*The request:* Everything in the listing except the pictures should be written out exactly.

*Data rows:*
----------------------------------------

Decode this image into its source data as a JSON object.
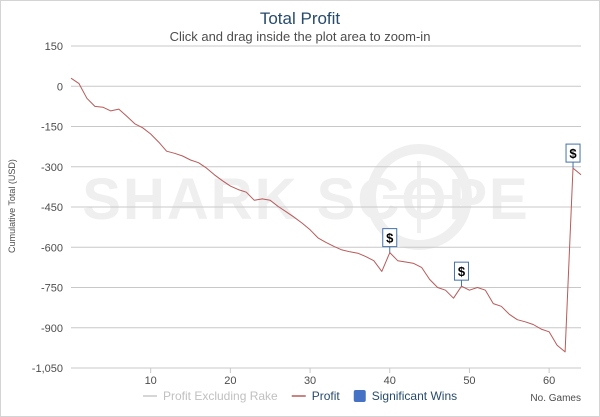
{
  "chart_data": {
    "type": "line",
    "title": "Total Profit",
    "subtitle": "Click and drag inside the plot area to zoom-in",
    "xlabel": "No. Games",
    "ylabel": "Cumulative Total (USD)",
    "watermark": "SHARK SCOPE",
    "xlim": [
      0,
      64
    ],
    "ylim": [
      -1050,
      150
    ],
    "xticks": [
      10,
      20,
      30,
      40,
      50,
      60
    ],
    "yticks": [
      150,
      0,
      -150,
      -300,
      -450,
      -600,
      -750,
      -900,
      -1050
    ],
    "ytick_labels": [
      "150",
      "0",
      "-150",
      "-300",
      "-450",
      "-600",
      "-750",
      "-900",
      "-1,050"
    ],
    "series": [
      {
        "name": "Profit",
        "color": "#b85a5a",
        "x": [
          0,
          1,
          2,
          3,
          4,
          5,
          6,
          7,
          8,
          9,
          10,
          11,
          12,
          13,
          14,
          15,
          16,
          17,
          18,
          19,
          20,
          21,
          22,
          23,
          24,
          25,
          26,
          27,
          28,
          29,
          30,
          31,
          32,
          33,
          34,
          35,
          36,
          37,
          38,
          39,
          40,
          41,
          42,
          43,
          44,
          45,
          46,
          47,
          48,
          49,
          50,
          51,
          52,
          53,
          54,
          55,
          56,
          57,
          58,
          59,
          60,
          61,
          62,
          63,
          64
        ],
        "y": [
          30,
          10,
          -45,
          -75,
          -78,
          -92,
          -85,
          -112,
          -140,
          -155,
          -178,
          -208,
          -242,
          -250,
          -260,
          -275,
          -285,
          -305,
          -330,
          -352,
          -372,
          -385,
          -395,
          -425,
          -420,
          -425,
          -448,
          -468,
          -488,
          -510,
          -535,
          -565,
          -582,
          -597,
          -610,
          -617,
          -622,
          -635,
          -650,
          -690,
          -620,
          -650,
          -655,
          -660,
          -675,
          -720,
          -750,
          -760,
          -790,
          -745,
          -760,
          -750,
          -760,
          -810,
          -820,
          -850,
          -870,
          -878,
          -888,
          -905,
          -915,
          -965,
          -990,
          -305,
          -330
        ]
      }
    ],
    "significant_wins": [
      {
        "x": 40,
        "y": -620,
        "label": "$"
      },
      {
        "x": 49,
        "y": -745,
        "label": "$"
      },
      {
        "x": 63,
        "y": -305,
        "label": "$"
      }
    ],
    "legend": {
      "position": "bottom-center",
      "items": [
        {
          "name": "Profit Excluding Rake",
          "color": "#c8c8c8",
          "text_color": "#c0c0c0",
          "marker": "line"
        },
        {
          "name": "Profit",
          "color": "#b85a5a",
          "text_color": "#274b6d",
          "marker": "line"
        },
        {
          "name": "Significant Wins",
          "color": "#4572c4",
          "text_color": "#274b6d",
          "marker": "square"
        }
      ]
    },
    "colors": {
      "grid": "#c8c8c8",
      "flag_border": "#4572a7",
      "title": "#274b6d"
    }
  }
}
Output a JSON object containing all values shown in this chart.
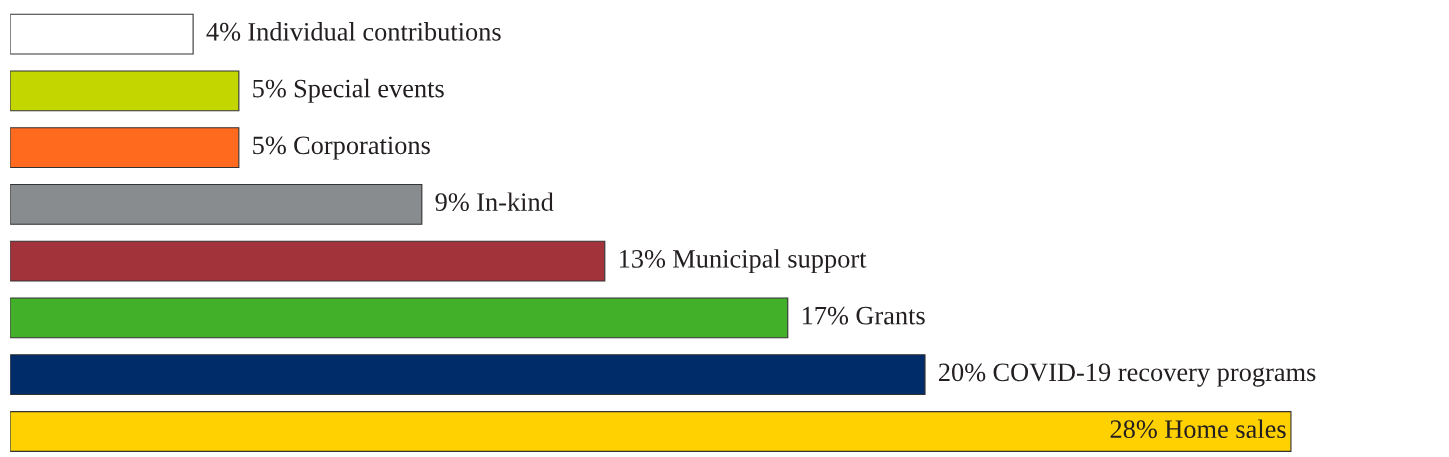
{
  "chart_data": {
    "type": "bar",
    "orientation": "horizontal",
    "categories": [
      "Individual contributions",
      "Special events",
      "Corporations",
      "In-kind",
      "Municipal support",
      "Grants",
      "COVID-19 recovery programs",
      "Home sales"
    ],
    "values": [
      4,
      5,
      5,
      9,
      13,
      17,
      20,
      28
    ],
    "value_labels": [
      "4%",
      "5%",
      "5%",
      "9%",
      "13%",
      "17%",
      "20%",
      "28%"
    ],
    "colors": [
      "#ffffff",
      "#c4d600",
      "#ff6a1f",
      "#898c8e",
      "#a3333b",
      "#43b02a",
      "#002d6a",
      "#ffd100"
    ],
    "legend": false,
    "tick_labels": false
  }
}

----------------------------------------

*Output below:*
Decode this image into its source data as a JSON object.
{
  "chart_data": {
    "type": "line",
    "title": "Total Profit",
    "subtitle": "Click and drag inside the plot area to zoom-in",
    "xlabel": "No. Games",
    "ylabel": "Cumulative Total (USD)",
    "watermark": "SHARK SCOPE",
    "xlim": [
      0,
      64
    ],
    "ylim": [
      -1050,
      150
    ],
    "xticks": [
      10,
      20,
      30,
      40,
      50,
      60
    ],
    "yticks": [
      150,
      0,
      -150,
      -300,
      -450,
      -600,
      -750,
      -900,
      -1050
    ],
    "ytick_labels": [
      "150",
      "0",
      "-150",
      "-300",
      "-450",
      "-600",
      "-750",
      "-900",
      "-1,050"
    ],
    "series": [
      {
        "name": "Profit",
        "color": "#b85a5a",
        "x": [
          0,
          1,
          2,
          3,
          4,
          5,
          6,
          7,
          8,
          9,
          10,
          11,
          12,
          13,
          14,
          15,
          16,
          17,
          18,
          19,
          20,
          21,
          22,
          23,
          24,
          25,
          26,
          27,
          28,
          29,
          30,
          31,
          32,
          33,
          34,
          35,
          36,
          37,
          38,
          39,
          40,
          41,
          42,
          43,
          44,
          45,
          46,
          47,
          48,
          49,
          50,
          51,
          52,
          53,
          54,
          55,
          56,
          57,
          58,
          59,
          60,
          61,
          62,
          63,
          64
        ],
        "y": [
          30,
          10,
          -45,
          -75,
          -78,
          -92,
          -85,
          -112,
          -140,
          -155,
          -178,
          -208,
          -242,
          -250,
          -260,
          -275,
          -285,
          -305,
          -330,
          -352,
          -372,
          -385,
          -395,
          -425,
          -420,
          -425,
          -448,
          -468,
          -488,
          -510,
          -535,
          -565,
          -582,
          -597,
          -610,
          -617,
          -622,
          -635,
          -650,
          -690,
          -620,
          -650,
          -655,
          -660,
          -675,
          -720,
          -750,
          -760,
          -790,
          -745,
          -760,
          -750,
          -760,
          -810,
          -820,
          -850,
          -870,
          -878,
          -888,
          -905,
          -915,
          -965,
          -990,
          -305,
          -330
        ]
      }
    ],
    "significant_wins": [
      {
        "x": 40,
        "y": -620,
        "label": "$"
      },
      {
        "x": 49,
        "y": -745,
        "label": "$"
      },
      {
        "x": 63,
        "y": -305,
        "label": "$"
      }
    ],
    "legend": {
      "position": "bottom-center",
      "items": [
        {
          "name": "Profit Excluding Rake",
          "color": "#c8c8c8",
          "text_color": "#c0c0c0",
          "marker": "line"
        },
        {
          "name": "Profit",
          "color": "#b85a5a",
          "text_color": "#274b6d",
          "marker": "line"
        },
        {
          "name": "Significant Wins",
          "color": "#4572c4",
          "text_color": "#274b6d",
          "marker": "square"
        }
      ]
    },
    "colors": {
      "grid": "#c8c8c8",
      "flag_border": "#4572a7",
      "title": "#274b6d"
    }
  }
}
Output a JSON object containing all values shown in this chart.
{
  "chart_data": {
    "type": "bar",
    "orientation": "horizontal",
    "categories": [
      "Individual contributions",
      "Special events",
      "Corporations",
      "In-kind",
      "Municipal support",
      "Grants",
      "COVID-19 recovery programs",
      "Home sales"
    ],
    "values": [
      4,
      5,
      5,
      9,
      13,
      17,
      20,
      28
    ],
    "value_labels": [
      "4%",
      "5%",
      "5%",
      "9%",
      "13%",
      "17%",
      "20%",
      "28%"
    ],
    "colors": [
      "#ffffff",
      "#c4d600",
      "#ff6a1f",
      "#898c8e",
      "#a3333b",
      "#43b02a",
      "#002d6a",
      "#ffd100"
    ],
    "legend": false,
    "tick_labels": false
  }
}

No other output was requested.